- _GIVEN TASK_
In the data, extract each line that holds the string "USDT".

- _PROVIDED INFORMATION_
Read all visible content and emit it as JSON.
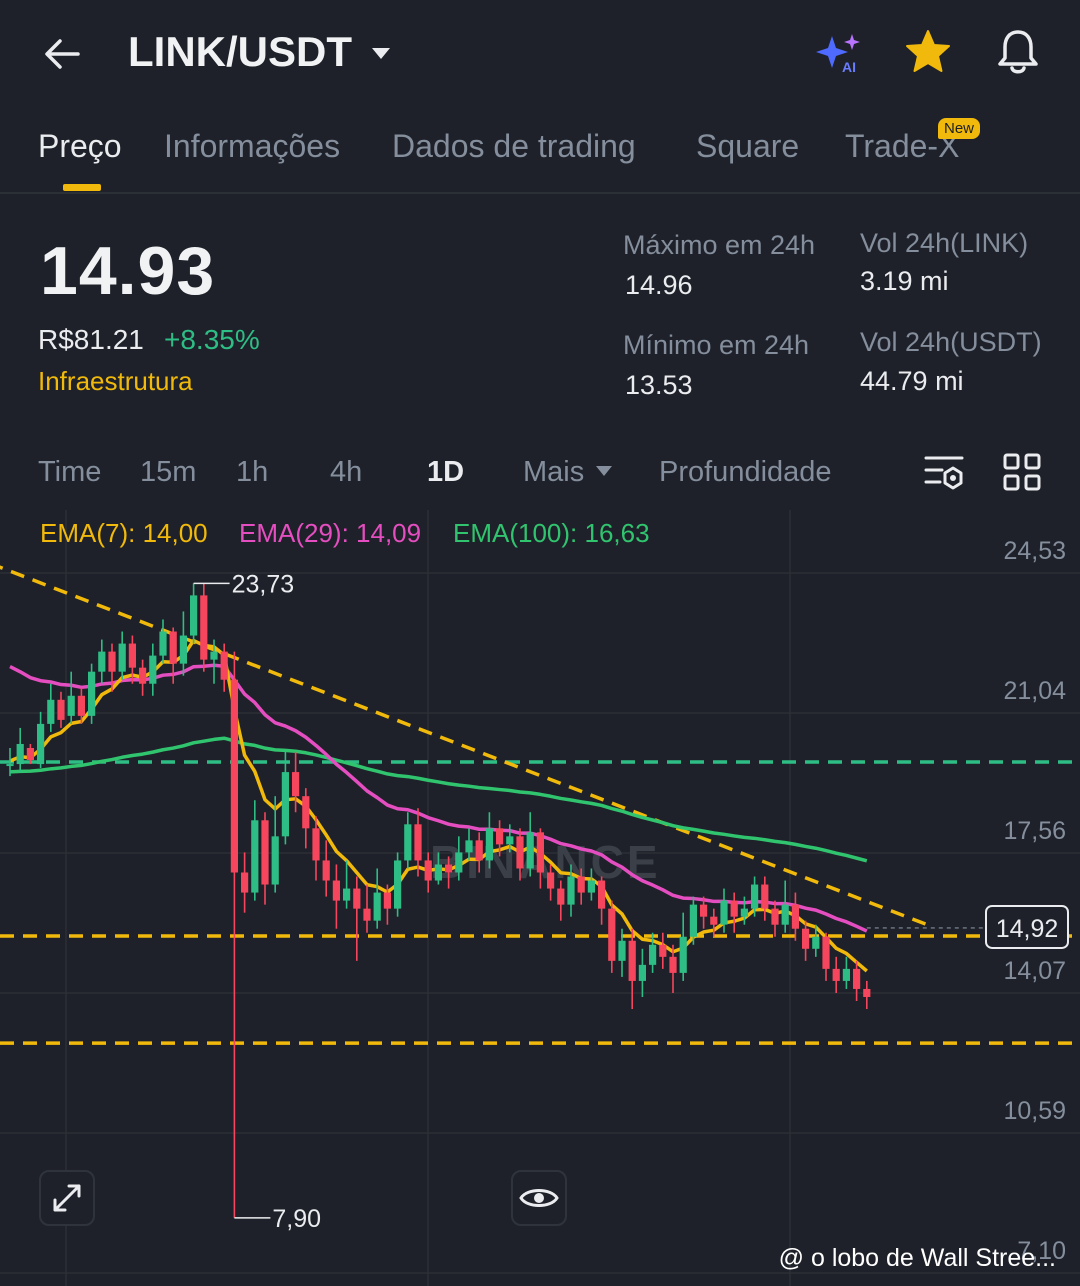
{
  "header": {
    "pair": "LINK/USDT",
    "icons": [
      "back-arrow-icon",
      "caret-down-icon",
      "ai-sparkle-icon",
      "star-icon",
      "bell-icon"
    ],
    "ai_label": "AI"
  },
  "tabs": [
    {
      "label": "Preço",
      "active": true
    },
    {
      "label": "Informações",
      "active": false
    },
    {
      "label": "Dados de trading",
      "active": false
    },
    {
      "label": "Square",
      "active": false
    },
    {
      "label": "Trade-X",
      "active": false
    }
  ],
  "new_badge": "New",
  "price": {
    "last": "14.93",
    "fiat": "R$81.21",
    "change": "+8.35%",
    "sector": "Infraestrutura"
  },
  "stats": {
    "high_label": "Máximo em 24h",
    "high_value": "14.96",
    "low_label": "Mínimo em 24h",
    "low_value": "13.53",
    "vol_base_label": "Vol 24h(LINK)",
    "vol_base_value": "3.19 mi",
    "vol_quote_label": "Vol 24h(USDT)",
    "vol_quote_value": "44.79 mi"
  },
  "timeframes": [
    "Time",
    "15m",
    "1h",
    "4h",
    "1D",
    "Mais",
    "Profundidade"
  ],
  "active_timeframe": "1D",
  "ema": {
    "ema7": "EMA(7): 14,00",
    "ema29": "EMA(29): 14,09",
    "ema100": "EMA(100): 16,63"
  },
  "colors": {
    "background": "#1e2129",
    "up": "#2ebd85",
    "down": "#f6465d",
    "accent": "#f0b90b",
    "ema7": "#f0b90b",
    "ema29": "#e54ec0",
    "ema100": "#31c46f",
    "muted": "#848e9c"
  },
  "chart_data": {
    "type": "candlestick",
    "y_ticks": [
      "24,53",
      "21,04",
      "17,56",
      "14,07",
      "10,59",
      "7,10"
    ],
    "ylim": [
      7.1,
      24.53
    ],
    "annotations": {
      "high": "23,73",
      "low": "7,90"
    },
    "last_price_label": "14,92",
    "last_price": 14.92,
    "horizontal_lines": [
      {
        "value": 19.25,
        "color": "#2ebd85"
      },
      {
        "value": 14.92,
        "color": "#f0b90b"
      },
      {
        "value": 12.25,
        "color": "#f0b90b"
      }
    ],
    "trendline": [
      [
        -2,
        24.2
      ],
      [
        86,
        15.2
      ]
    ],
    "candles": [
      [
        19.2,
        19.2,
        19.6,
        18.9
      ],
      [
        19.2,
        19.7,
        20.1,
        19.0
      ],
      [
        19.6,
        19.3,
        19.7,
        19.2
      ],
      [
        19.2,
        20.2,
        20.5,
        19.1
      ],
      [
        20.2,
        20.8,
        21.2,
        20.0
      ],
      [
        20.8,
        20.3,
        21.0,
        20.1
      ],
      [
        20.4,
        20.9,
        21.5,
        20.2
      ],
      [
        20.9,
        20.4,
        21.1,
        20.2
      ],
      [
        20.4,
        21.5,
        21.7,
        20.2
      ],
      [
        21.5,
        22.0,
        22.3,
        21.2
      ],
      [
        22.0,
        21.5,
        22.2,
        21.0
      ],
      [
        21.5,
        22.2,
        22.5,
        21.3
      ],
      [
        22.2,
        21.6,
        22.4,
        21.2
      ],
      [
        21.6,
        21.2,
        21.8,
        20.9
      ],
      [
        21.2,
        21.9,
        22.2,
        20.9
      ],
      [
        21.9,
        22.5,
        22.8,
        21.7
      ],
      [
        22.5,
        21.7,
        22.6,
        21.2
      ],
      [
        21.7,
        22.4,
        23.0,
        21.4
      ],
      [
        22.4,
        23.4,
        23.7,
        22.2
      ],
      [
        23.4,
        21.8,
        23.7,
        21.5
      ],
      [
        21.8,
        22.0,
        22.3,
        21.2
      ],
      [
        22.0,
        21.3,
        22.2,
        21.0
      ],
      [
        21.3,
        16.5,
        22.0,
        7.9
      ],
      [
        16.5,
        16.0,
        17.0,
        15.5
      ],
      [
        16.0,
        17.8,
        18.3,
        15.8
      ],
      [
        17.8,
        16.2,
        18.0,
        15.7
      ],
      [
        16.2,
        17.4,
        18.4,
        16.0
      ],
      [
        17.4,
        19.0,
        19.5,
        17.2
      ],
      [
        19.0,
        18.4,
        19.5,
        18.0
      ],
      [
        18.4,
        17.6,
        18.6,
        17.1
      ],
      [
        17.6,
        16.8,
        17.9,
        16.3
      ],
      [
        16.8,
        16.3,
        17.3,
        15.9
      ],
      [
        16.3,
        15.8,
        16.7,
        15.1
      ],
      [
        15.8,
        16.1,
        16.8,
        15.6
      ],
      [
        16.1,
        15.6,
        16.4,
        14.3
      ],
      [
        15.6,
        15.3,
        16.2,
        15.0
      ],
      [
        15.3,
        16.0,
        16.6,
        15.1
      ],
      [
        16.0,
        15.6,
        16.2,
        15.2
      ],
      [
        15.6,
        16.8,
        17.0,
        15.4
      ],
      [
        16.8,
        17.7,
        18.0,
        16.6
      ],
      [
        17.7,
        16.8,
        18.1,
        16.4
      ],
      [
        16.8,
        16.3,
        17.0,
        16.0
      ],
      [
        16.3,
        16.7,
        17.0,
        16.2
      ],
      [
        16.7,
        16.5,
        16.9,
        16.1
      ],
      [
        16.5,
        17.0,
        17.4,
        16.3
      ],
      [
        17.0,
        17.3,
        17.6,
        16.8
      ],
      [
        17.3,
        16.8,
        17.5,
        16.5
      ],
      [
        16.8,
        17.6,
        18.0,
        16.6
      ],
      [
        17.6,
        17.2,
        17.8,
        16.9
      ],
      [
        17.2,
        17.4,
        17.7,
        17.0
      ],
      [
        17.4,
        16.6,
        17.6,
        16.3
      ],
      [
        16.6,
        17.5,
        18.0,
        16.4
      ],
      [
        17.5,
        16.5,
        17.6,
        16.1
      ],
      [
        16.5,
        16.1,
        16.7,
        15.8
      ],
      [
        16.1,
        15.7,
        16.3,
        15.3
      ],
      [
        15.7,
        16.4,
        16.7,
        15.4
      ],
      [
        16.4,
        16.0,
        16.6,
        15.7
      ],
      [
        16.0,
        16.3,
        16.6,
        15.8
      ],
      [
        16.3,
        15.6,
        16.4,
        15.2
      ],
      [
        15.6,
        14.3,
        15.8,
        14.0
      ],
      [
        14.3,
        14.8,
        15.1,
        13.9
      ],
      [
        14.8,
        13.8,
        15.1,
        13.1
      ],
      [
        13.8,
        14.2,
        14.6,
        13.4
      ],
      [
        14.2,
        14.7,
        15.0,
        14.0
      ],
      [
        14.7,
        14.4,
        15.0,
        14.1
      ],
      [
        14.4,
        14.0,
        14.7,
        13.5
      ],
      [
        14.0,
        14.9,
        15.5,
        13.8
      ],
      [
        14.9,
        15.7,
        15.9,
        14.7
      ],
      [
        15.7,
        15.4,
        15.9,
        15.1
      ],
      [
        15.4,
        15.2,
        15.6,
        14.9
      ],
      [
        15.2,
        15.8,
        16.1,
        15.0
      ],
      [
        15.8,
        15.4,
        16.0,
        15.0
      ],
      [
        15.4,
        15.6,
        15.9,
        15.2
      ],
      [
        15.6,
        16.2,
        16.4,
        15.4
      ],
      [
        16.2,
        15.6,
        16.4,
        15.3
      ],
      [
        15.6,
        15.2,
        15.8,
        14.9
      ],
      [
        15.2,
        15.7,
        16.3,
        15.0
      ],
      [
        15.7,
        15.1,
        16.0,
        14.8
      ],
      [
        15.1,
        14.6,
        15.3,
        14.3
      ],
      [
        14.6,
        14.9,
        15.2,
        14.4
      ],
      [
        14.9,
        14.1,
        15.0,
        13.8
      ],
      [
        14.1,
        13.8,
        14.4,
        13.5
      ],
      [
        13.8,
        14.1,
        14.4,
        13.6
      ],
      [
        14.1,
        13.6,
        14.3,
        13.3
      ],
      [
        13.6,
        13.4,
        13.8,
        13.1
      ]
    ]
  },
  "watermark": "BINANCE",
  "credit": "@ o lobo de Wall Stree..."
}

- _TASK RESULT_
    "pair": "LINK/USDT",
    "vol_quote_label": "Vol 24h(USDT)",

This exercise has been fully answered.